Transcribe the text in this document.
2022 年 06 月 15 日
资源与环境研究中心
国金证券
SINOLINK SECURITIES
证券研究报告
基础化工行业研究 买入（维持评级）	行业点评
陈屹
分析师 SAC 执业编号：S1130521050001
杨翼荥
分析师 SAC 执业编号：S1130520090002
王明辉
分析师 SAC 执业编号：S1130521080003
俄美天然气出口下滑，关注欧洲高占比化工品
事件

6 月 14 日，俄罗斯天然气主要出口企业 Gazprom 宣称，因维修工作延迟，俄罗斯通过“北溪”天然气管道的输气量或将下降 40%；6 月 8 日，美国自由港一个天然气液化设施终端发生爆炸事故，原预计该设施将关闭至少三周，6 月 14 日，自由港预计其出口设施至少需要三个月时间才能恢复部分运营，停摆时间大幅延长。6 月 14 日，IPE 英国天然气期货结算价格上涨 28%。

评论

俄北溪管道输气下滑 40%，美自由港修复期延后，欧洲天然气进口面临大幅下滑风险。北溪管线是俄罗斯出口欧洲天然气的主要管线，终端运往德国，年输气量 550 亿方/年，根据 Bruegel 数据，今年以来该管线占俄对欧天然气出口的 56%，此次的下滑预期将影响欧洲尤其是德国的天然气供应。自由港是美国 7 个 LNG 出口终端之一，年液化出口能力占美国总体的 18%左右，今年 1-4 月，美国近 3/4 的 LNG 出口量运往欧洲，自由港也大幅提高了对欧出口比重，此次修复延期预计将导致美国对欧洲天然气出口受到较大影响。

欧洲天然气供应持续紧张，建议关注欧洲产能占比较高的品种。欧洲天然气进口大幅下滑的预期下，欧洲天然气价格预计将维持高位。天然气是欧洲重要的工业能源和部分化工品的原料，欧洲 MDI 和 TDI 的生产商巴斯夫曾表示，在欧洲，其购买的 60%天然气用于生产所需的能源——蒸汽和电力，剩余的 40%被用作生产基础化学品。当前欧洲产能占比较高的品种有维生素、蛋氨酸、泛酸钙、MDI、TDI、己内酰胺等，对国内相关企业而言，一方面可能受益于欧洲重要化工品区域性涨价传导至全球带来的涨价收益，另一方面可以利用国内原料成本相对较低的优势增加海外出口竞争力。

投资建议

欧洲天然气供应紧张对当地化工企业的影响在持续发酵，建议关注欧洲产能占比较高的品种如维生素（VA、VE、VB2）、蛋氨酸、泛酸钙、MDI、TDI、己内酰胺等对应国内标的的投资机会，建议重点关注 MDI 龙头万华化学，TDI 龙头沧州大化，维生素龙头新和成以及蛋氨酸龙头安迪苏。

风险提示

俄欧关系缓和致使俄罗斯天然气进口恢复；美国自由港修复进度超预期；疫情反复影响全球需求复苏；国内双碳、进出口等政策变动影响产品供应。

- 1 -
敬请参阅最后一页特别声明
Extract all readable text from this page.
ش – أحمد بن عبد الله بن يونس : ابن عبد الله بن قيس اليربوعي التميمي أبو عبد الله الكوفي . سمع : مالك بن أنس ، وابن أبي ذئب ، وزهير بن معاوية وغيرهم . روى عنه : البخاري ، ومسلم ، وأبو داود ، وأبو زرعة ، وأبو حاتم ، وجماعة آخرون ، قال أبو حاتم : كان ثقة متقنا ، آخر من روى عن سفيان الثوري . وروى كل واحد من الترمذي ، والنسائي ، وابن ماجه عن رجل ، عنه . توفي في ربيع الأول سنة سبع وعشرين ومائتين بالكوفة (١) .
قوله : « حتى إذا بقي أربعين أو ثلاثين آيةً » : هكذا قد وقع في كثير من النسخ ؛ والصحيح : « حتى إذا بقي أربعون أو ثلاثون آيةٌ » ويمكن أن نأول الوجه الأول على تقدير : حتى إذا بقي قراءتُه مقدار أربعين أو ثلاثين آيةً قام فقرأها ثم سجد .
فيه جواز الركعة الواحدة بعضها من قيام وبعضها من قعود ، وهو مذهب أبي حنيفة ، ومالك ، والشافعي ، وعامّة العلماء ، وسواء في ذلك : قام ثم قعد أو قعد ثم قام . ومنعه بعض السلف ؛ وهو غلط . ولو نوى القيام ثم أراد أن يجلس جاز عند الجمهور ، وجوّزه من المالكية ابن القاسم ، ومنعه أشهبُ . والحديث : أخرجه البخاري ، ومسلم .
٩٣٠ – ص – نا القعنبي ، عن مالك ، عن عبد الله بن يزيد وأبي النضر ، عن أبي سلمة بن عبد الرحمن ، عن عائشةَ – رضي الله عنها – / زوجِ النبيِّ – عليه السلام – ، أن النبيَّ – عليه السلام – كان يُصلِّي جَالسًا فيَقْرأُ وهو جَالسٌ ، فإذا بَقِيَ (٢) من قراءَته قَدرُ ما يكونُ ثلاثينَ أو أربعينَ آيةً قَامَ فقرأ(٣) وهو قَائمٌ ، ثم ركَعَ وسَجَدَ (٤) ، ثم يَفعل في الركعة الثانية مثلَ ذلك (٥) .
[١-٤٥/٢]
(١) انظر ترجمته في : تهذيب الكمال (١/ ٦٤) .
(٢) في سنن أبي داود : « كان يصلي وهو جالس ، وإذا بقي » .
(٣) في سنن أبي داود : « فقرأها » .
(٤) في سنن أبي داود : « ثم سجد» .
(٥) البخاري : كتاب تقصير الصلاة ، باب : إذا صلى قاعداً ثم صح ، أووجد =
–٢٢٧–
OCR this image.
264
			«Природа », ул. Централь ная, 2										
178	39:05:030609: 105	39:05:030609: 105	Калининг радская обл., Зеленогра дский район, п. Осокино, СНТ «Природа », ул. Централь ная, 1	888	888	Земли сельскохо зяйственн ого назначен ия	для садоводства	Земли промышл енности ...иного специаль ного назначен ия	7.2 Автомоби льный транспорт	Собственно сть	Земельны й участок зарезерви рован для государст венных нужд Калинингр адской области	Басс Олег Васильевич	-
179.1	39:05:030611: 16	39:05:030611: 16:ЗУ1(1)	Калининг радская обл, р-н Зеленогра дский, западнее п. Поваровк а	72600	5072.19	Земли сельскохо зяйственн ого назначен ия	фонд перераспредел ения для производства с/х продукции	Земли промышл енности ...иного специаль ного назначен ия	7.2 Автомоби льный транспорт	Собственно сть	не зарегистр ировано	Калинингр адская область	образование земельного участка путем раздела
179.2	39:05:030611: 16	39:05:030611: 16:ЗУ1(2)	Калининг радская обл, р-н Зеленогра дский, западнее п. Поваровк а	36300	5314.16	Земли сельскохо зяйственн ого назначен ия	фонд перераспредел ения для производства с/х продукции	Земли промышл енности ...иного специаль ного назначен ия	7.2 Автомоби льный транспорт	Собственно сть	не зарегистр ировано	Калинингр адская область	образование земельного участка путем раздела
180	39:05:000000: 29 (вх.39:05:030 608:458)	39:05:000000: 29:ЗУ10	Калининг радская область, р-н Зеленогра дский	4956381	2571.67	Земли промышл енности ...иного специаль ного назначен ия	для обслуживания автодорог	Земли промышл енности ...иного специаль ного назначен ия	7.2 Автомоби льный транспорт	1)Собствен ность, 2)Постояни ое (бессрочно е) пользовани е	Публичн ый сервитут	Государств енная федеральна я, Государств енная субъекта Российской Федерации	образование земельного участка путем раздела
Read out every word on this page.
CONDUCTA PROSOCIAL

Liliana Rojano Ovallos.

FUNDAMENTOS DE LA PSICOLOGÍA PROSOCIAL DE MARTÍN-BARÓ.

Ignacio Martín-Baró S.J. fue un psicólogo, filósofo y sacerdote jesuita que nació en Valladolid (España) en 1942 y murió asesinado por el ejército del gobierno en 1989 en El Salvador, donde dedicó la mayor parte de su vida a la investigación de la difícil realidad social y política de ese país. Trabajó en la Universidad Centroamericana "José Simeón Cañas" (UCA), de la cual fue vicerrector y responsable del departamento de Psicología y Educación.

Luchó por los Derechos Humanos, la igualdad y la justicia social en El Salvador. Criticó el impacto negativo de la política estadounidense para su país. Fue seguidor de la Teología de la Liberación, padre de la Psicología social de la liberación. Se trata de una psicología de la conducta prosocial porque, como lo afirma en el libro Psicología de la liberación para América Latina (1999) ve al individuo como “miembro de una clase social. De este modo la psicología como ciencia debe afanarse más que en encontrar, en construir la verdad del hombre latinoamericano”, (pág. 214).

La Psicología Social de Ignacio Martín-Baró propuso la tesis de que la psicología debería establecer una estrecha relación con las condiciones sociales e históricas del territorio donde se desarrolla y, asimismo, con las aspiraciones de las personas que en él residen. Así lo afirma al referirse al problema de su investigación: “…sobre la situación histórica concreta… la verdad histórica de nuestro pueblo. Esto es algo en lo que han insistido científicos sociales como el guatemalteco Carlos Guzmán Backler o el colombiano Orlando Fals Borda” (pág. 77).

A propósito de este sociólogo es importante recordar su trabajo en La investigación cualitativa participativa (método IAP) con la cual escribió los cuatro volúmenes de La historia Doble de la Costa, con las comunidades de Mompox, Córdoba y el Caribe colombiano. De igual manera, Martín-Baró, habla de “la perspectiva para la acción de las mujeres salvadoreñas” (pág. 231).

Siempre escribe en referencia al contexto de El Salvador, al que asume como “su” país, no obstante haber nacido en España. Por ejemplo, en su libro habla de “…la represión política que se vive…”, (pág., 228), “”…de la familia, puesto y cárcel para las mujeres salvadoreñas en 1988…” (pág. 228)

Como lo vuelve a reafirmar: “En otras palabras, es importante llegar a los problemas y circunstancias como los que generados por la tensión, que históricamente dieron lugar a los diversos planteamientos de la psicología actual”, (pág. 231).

----------------

### Given task:
Where a line above includes "Природа", copy that line.

### Solution:
			«Природа », ул. Централь ная, 2										
178	39:05:030609: 105	39:05:030609: 105	Калининг радская обл., Зеленогра дский район, п. Осокино, СНТ «Природа », ул. Централь ная, 1	888	888	Земли сельскохо зяйственн ого назначен ия	для садоводства	Земли промышл енности ...иного специаль ного назначен ия	7.2 Автомоби льный транспорт	Собственно сть	Земельны й участок зарезерви рован для государст венных нужд Калинингр адской области	Басс Олег Васильевич	-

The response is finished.